# THE PROBLEM
Look through the data below. Pick out the lines holding the string "závit".

# RECORDS PROVIDED
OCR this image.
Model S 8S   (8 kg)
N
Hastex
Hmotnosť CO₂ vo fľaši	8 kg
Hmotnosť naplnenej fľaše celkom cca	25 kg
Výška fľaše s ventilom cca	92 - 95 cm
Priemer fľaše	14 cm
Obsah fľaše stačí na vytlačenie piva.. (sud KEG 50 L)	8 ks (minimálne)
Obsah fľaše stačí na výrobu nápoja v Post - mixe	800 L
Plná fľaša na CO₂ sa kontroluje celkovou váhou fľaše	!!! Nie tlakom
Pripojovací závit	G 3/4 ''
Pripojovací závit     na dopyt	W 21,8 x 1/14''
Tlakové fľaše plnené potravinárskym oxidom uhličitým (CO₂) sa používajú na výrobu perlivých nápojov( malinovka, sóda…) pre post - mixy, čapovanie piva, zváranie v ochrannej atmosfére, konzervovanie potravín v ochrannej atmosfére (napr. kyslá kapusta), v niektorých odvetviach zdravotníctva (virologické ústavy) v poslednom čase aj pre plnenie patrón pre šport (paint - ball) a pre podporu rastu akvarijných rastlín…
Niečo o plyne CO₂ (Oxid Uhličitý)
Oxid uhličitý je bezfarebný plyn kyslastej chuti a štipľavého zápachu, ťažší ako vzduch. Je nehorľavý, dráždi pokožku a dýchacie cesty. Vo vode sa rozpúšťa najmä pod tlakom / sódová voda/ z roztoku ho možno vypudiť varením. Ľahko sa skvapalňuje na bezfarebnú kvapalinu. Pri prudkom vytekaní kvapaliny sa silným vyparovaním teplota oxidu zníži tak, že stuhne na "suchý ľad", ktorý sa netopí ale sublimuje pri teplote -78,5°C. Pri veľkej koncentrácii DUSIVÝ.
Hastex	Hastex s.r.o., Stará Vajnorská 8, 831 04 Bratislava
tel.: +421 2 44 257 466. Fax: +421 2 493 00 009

# FINAL RESULT
Pripojovací závit	G 3/4 ''
Pripojovací závit     na dopyt	W 21,8 x 1/14''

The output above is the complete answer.